RECORDS TO USE =>
[start]

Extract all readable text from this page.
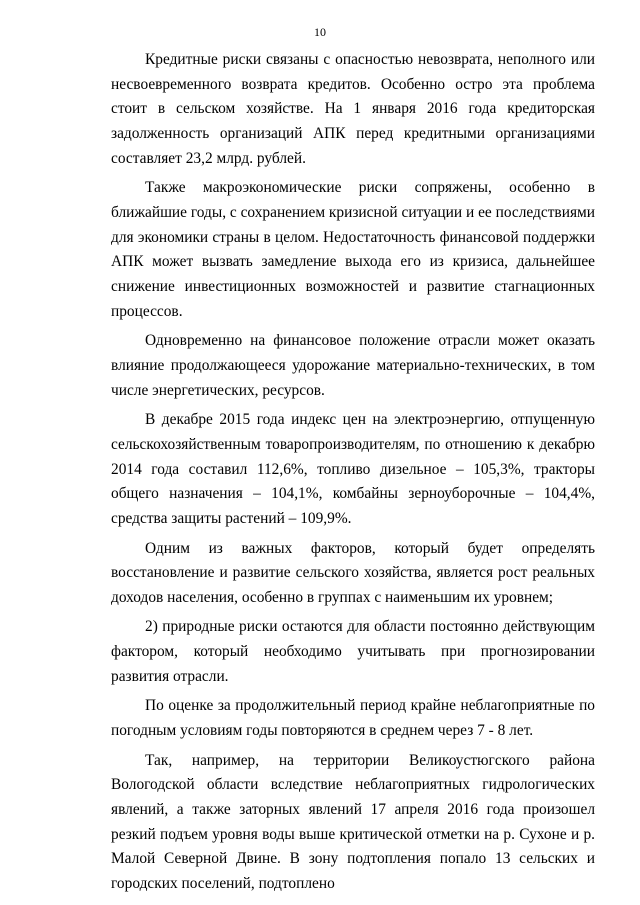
10

Кредитные риски связаны с опасностью невозврата, неполного или несвоевременного возврата кредитов. Особенно остро эта проблема стоит в сельском хозяйстве. На 1 января 2016 года кредиторская задолженность организаций АПК перед кредитными организациями составляет 23,2 млрд. рублей.

Также макроэкономические риски сопряжены, особенно в ближайшие годы, с сохранением кризисной ситуации и ее последствиями для экономики страны в целом. Недостаточность финансовой поддержки АПК может вызвать замедление выхода его из кризиса, дальнейшее снижение инвестиционных возможностей и развитие стагнационных процессов.

Одновременно на финансовое положение отрасли может оказать влияние продолжающееся удорожание материально-технических, в том числе энергетических, ресурсов.

В декабре 2015 года индекс цен на электроэнергию, отпущенную сельскохозяйственным товаропроизводителям, по отношению к декабрю 2014 года составил 112,6%, топливо дизельное – 105,3%, тракторы общего назначения – 104,1%, комбайны зерноуборочные – 104,4%, средства защиты растений – 109,9%.

Одним из важных факторов, который будет определять восстановление и развитие сельского хозяйства, является рост реальных доходов населения, особенно в группах с наименьшим их уровнем;

2) природные риски остаются для области постоянно действующим фактором, который необходимо учитывать при прогнозировании развития отрасли.

По оценке за продолжительный период крайне неблагоприятные по погодным условиям годы повторяются в среднем через 7 - 8 лет.

Так, например, на территории Великоустюгского района Вологодской области вследствие неблагоприятных гидрологических явлений, а также заторных явлений 17 апреля 2016 года произошел резкий подъем уровня воды выше критической отметки на р. Сухоне и р. Малой Северной Двине. В зону подтопления попало 13 сельских и городских поселений, подтоплено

[end]

WHAT IS REQUIRED => Copy all the data exactly as written, but skip any picture.

WRITTEN ANSWER =>
Extract all readable text from this page.
10

Кредитные риски связаны с опасностью невозврата, неполного или несвоевременного возврата кредитов. Особенно остро эта проблема стоит в сельском хозяйстве. На 1 января 2016 года кредиторская задолженность организаций АПК перед кредитными организациями составляет 23,2 млрд. рублей.

Также макроэкономические риски сопряжены, особенно в ближайшие годы, с сохранением кризисной ситуации и ее последствиями для экономики страны в целом. Недостаточность финансовой поддержки АПК может вызвать замедление выхода его из кризиса, дальнейшее снижение инвестиционных возможностей и развитие стагнационных процессов.

Одновременно на финансовое положение отрасли может оказать влияние продолжающееся удорожание материально-технических, в том числе энергетических, ресурсов.

В декабре 2015 года индекс цен на электроэнергию, отпущенную сельскохозяйственным товаропроизводителям, по отношению к декабрю 2014 года составил 112,6%, топливо дизельное – 105,3%, тракторы общего назначения – 104,1%, комбайны зерноуборочные – 104,4%, средства защиты растений – 109,9%.

Одним из важных факторов, который будет определять восстановление и развитие сельского хозяйства, является рост реальных доходов населения, особенно в группах с наименьшим их уровнем;

2) природные риски остаются для области постоянно действующим фактором, который необходимо учитывать при прогнозировании развития отрасли.

По оценке за продолжительный период крайне неблагоприятные по погодным условиям годы повторяются в среднем через 7 - 8 лет.

Так, например, на территории Великоустюгского района Вологодской области вследствие неблагоприятных гидрологических явлений, а также заторных явлений 17 апреля 2016 года произошел резкий подъем уровня воды выше критической отметки на р. Сухоне и р. Малой Северной Двине. В зону подтопления попало 13 сельских и городских поселений, подтоплено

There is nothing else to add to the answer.